◆ **TASK INSTRUCTIONS**: Copy, from the entries below, each line where the word "MARCOS" can be found.
>> Begin SUPPLIED INFORMATION
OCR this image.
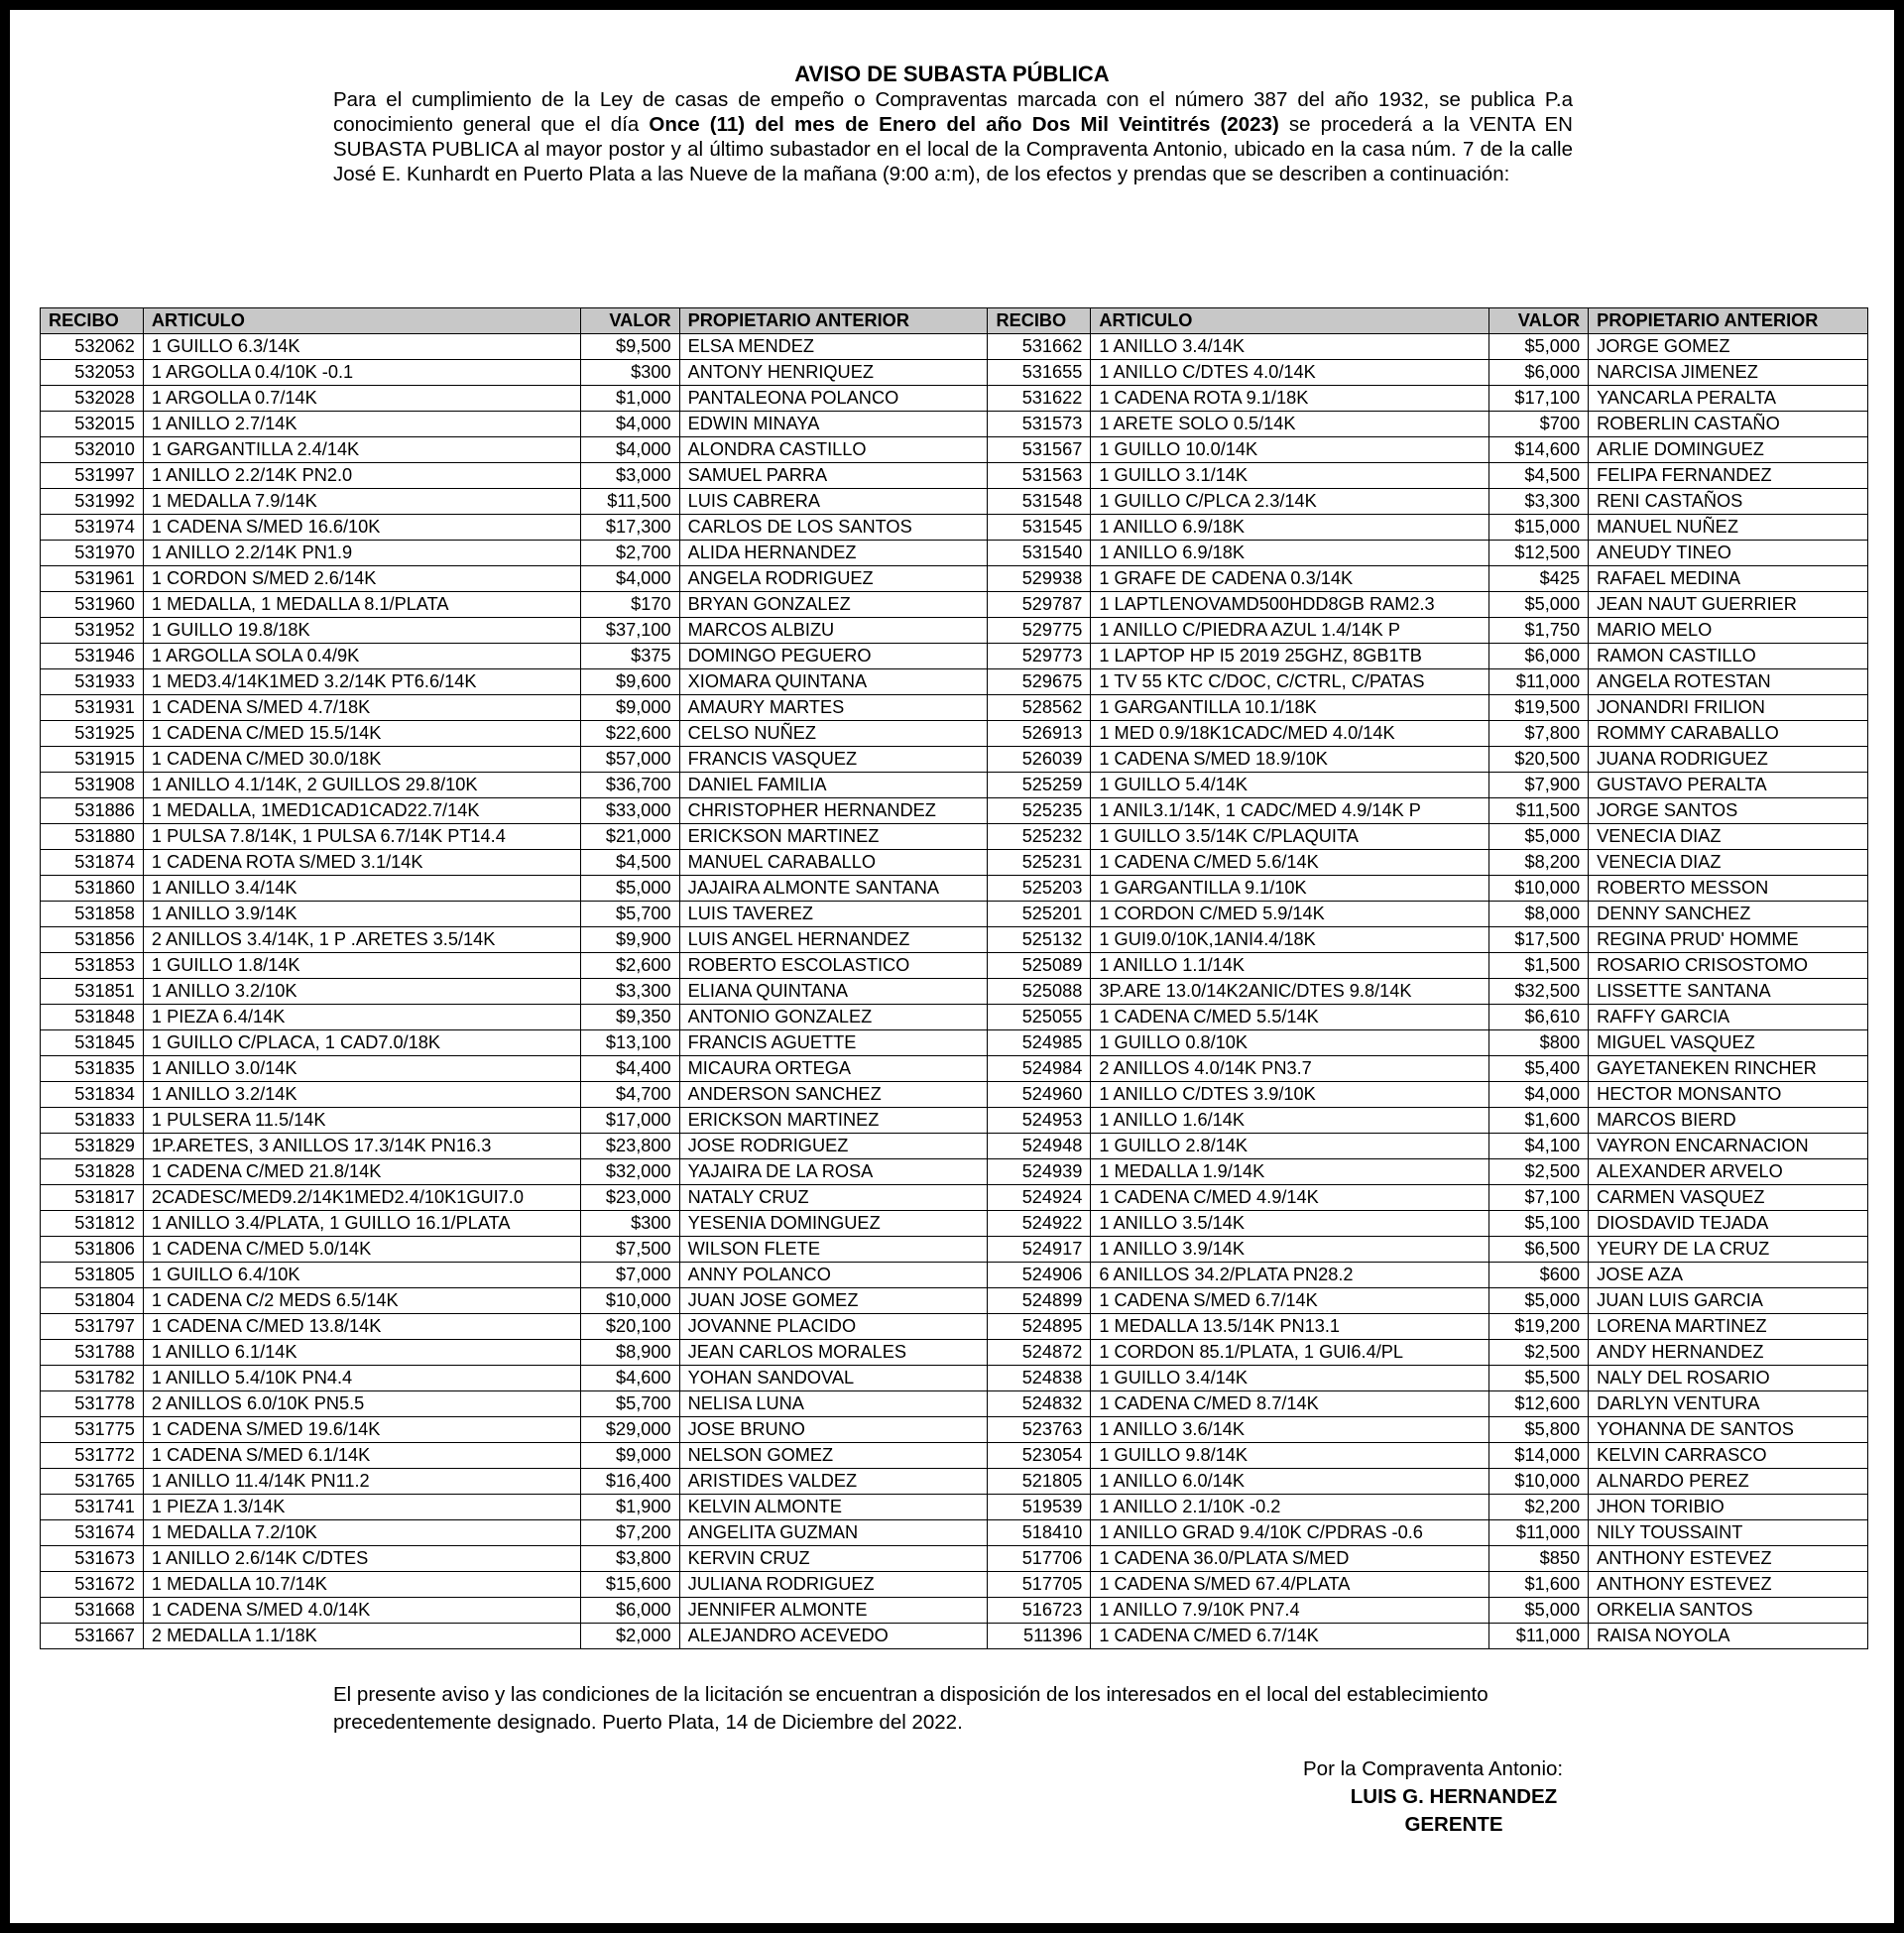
AVISO DE SUBASTA PÚBLICA
Para el cumplimiento de la Ley de casas de empeño o Compraventas marcada con el número 387 del año 1932, se publica P.a conocimiento general que el día Once (11) del mes de Enero del año Dos Mil Veintitrés (2023) se procederá a la VENTA EN SUBASTA PUBLICA al mayor postor y al último subastador en el local de la Compraventa Antonio, ubicado en la casa núm. 7 de la calle José E. Kunhardt en Puerto Plata a las Nueve de la mañana (9:00 a:m), de los efectos y prendas que se describen a continuación:
RECIBO	ARTICULO	VALOR	PROPIETARIO ANTERIOR	RECIBO	ARTICULO	VALOR	PROPIETARIO ANTERIOR
532062	1 GUILLO 6.3/14K	$9,500	ELSA MENDEZ	531662	1 ANILLO 3.4/14K	$5,000	JORGE GOMEZ
532053	1 ARGOLLA 0.4/10K -0.1	$300	ANTONY HENRIQUEZ	531655	1 ANILLO C/DTES 4.0/14K	$6,000	NARCISA JIMENEZ
532028	1 ARGOLLA 0.7/14K	$1,000	PANTALEONA POLANCO	531622	1 CADENA ROTA 9.1/18K	$17,100	YANCARLA PERALTA
532015	1 ANILLO 2.7/14K	$4,000	EDWIN MINAYA	531573	1 ARETE SOLO 0.5/14K	$700	ROBERLIN CASTAÑO
532010	1 GARGANTILLA 2.4/14K	$4,000	ALONDRA CASTILLO	531567	1 GUILLO 10.0/14K	$14,600	ARLIE DOMINGUEZ
531997	1 ANILLO 2.2/14K PN2.0	$3,000	SAMUEL PARRA	531563	1 GUILLO 3.1/14K	$4,500	FELIPA FERNANDEZ
531992	1 MEDALLA 7.9/14K	$11,500	LUIS CABRERA	531548	1 GUILLO C/PLCA 2.3/14K	$3,300	RENI CASTAÑOS
531974	1 CADENA S/MED 16.6/10K	$17,300	CARLOS DE LOS SANTOS	531545	1 ANILLO 6.9/18K	$15,000	MANUEL NUÑEZ
531970	1 ANILLO 2.2/14K PN1.9	$2,700	ALIDA HERNANDEZ	531540	1 ANILLO 6.9/18K	$12,500	ANEUDY TINEO
531961	1 CORDON S/MED 2.6/14K	$4,000	ANGELA RODRIGUEZ	529938	1 GRAFE DE CADENA 0.3/14K	$425	RAFAEL MEDINA
531960	1 MEDALLA, 1 MEDALLA 8.1/PLATA	$170	BRYAN GONZALEZ	529787	1 LAPTLENOVAMD500HDD8GB RAM2.3	$5,000	JEAN NAUT GUERRIER
531952	1 GUILLO 19.8/18K	$37,100	MARCOS ALBIZU	529775	1 ANILLO C/PIEDRA AZUL 1.4/14K P	$1,750	MARIO MELO
531946	1 ARGOLLA SOLA 0.4/9K	$375	DOMINGO PEGUERO	529773	1 LAPTOP HP I5 2019 25GHZ, 8GB1TB	$6,000	RAMON CASTILLO
531933	1 MED3.4/14K1MED 3.2/14K PT6.6/14K	$9,600	XIOMARA QUINTANA	529675	1 TV 55 KTC C/DOC, C/CTRL, C/PATAS	$11,000	ANGELA ROTESTAN
531931	1 CADENA S/MED 4.7/18K	$9,000	AMAURY MARTES	528562	1 GARGANTILLA 10.1/18K	$19,500	JONANDRI FRILION
531925	1 CADENA C/MED 15.5/14K	$22,600	CELSO NUÑEZ	526913	1 MED 0.9/18K1CADC/MED 4.0/14K	$7,800	ROMMY CARABALLO
531915	1 CADENA C/MED 30.0/18K	$57,000	FRANCIS VASQUEZ	526039	1 CADENA S/MED 18.9/10K	$20,500	JUANA RODRIGUEZ
531908	1 ANILLO 4.1/14K, 2 GUILLOS 29.8/10K	$36,700	DANIEL FAMILIA	525259	1 GUILLO 5.4/14K	$7,900	GUSTAVO PERALTA
531886	1 MEDALLA, 1MED1CAD1CAD22.7/14K	$33,000	CHRISTOPHER HERNANDEZ	525235	1 ANIL3.1/14K, 1 CADC/MED 4.9/14K P	$11,500	JORGE SANTOS
531880	1 PULSA 7.8/14K, 1 PULSA 6.7/14K PT14.4	$21,000	ERICKSON MARTINEZ	525232	1 GUILLO 3.5/14K C/PLAQUITA	$5,000	VENECIA DIAZ
531874	1 CADENA ROTA S/MED 3.1/14K	$4,500	MANUEL CARABALLO	525231	1 CADENA C/MED 5.6/14K	$8,200	VENECIA DIAZ
531860	1 ANILLO 3.4/14K	$5,000	JAJAIRA ALMONTE SANTANA	525203	1 GARGANTILLA 9.1/10K	$10,000	ROBERTO MESSON
531858	1 ANILLO 3.9/14K	$5,700	LUIS TAVEREZ	525201	1 CORDON C/MED 5.9/14K	$8,000	DENNY SANCHEZ
531856	2 ANILLOS 3.4/14K, 1 P .ARETES 3.5/14K	$9,900	LUIS ANGEL HERNANDEZ	525132	1 GUI9.0/10K,1ANI4.4/18K	$17,500	REGINA PRUD' HOMME
531853	1 GUILLO 1.8/14K	$2,600	ROBERTO ESCOLASTICO	525089	1 ANILLO 1.1/14K	$1,500	ROSARIO CRISOSTOMO
531851	1 ANILLO 3.2/10K	$3,300	ELIANA QUINTANA	525088	3P.ARE 13.0/14K2ANIC/DTES 9.8/14K	$32,500	LISSETTE SANTANA
531848	1 PIEZA 6.4/14K	$9,350	ANTONIO GONZALEZ	525055	1 CADENA C/MED 5.5/14K	$6,610	RAFFY GARCIA
531845	1 GUILLO C/PLACA, 1 CAD7.0/18K	$13,100	FRANCIS AGUETTE	524985	1 GUILLO 0.8/10K	$800	MIGUEL VASQUEZ
531835	1 ANILLO 3.0/14K	$4,400	MICAURA ORTEGA	524984	2 ANILLOS 4.0/14K PN3.7	$5,400	GAYETANEKEN RINCHER
531834	1 ANILLO 3.2/14K	$4,700	ANDERSON SANCHEZ	524960	1 ANILLO C/DTES 3.9/10K	$4,000	HECTOR MONSANTO
531833	1 PULSERA 11.5/14K	$17,000	ERICKSON MARTINEZ	524953	1 ANILLO 1.6/14K	$1,600	MARCOS BIERD
531829	1P.ARETES, 3 ANILLOS 17.3/14K PN16.3	$23,800	JOSE RODRIGUEZ	524948	1 GUILLO 2.8/14K	$4,100	VAYRON ENCARNACION
531828	1 CADENA C/MED 21.8/14K	$32,000	YAJAIRA DE LA ROSA	524939	1 MEDALLA 1.9/14K	$2,500	ALEXANDER ARVELO
531817	2CADESC/MED9.2/14K1MED2.4/10K1GUI7.0	$23,000	NATALY CRUZ	524924	1 CADENA C/MED 4.9/14K	$7,100	CARMEN VASQUEZ
531812	1 ANILLO 3.4/PLATA, 1 GUILLO 16.1/PLATA	$300	YESENIA DOMINGUEZ	524922	1 ANILLO 3.5/14K	$5,100	DIOSDAVID TEJADA
531806	1 CADENA C/MED 5.0/14K	$7,500	WILSON FLETE	524917	1 ANILLO 3.9/14K	$6,500	YEURY DE LA CRUZ
531805	1 GUILLO 6.4/10K	$7,000	ANNY POLANCO	524906	6 ANILLOS 34.2/PLATA PN28.2	$600	JOSE AZA
531804	1 CADENA C/2 MEDS 6.5/14K	$10,000	JUAN JOSE GOMEZ	524899	1 CADENA S/MED 6.7/14K	$5,000	JUAN LUIS GARCIA
531797	1 CADENA C/MED 13.8/14K	$20,100	JOVANNE PLACIDO	524895	1 MEDALLA 13.5/14K PN13.1	$19,200	LORENA MARTINEZ
531788	1 ANILLO 6.1/14K	$8,900	JEAN CARLOS MORALES	524872	1 CORDON 85.1/PLATA, 1 GUI6.4/PL	$2,500	ANDY HERNANDEZ
531782	1 ANILLO 5.4/10K PN4.4	$4,600	YOHAN SANDOVAL	524838	1 GUILLO 3.4/14K	$5,500	NALY DEL ROSARIO
531778	2 ANILLOS 6.0/10K PN5.5	$5,700	NELISA LUNA	524832	1 CADENA C/MED 8.7/14K	$12,600	DARLYN VENTURA
531775	1 CADENA S/MED 19.6/14K	$29,000	JOSE BRUNO	523763	1 ANILLO 3.6/14K	$5,800	YOHANNA DE SANTOS
531772	1 CADENA S/MED 6.1/14K	$9,000	NELSON GOMEZ	523054	1 GUILLO 9.8/14K	$14,000	KELVIN CARRASCO
531765	1 ANILLO 11.4/14K PN11.2	$16,400	ARISTIDES VALDEZ	521805	1 ANILLO 6.0/14K	$10,000	ALNARDO PEREZ
531741	1 PIEZA 1.3/14K	$1,900	KELVIN ALMONTE	519539	1 ANILLO 2.1/10K -0.2	$2,200	JHON TORIBIO
531674	1 MEDALLA 7.2/10K	$7,200	ANGELITA GUZMAN	518410	1 ANILLO GRAD 9.4/10K C/PDRAS -0.6	$11,000	NILY TOUSSAINT
531673	1 ANILLO 2.6/14K C/DTES	$3,800	KERVIN CRUZ	517706	1 CADENA 36.0/PLATA S/MED	$850	ANTHONY ESTEVEZ
531672	1 MEDALLA 10.7/14K	$15,600	JULIANA RODRIGUEZ	517705	1 CADENA S/MED 67.4/PLATA	$1,600	ANTHONY ESTEVEZ
531668	1 CADENA S/MED 4.0/14K	$6,000	JENNIFER ALMONTE	516723	1 ANILLO 7.9/10K PN7.4	$5,000	ORKELIA SANTOS
531667	2 MEDALLA 1.1/18K	$2,000	ALEJANDRO ACEVEDO	511396	1 CADENA C/MED 6.7/14K	$11,000	RAISA NOYOLA
El presente aviso y las condiciones de la licitación se encuentran a disposición de los interesados en el local del establecimiento precedentemente designado. Puerto Plata, 14 de Diciembre del 2022.
Por la Compraventa Antonio:
LUIS G. HERNANDEZ
GERENTE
>> End SUPPLIED INFORMATION
◆ **FINAL ANSWER**:
531952	1 GUILLO 19.8/18K	$37,100	MARCOS ALBIZU	529775	1 ANILLO C/PIEDRA AZUL 1.4/14K P	$1,750	MARIO MELO
531833	1 PULSERA 11.5/14K	$17,000	ERICKSON MARTINEZ	524953	1 ANILLO 1.6/14K	$1,600	MARCOS BIERD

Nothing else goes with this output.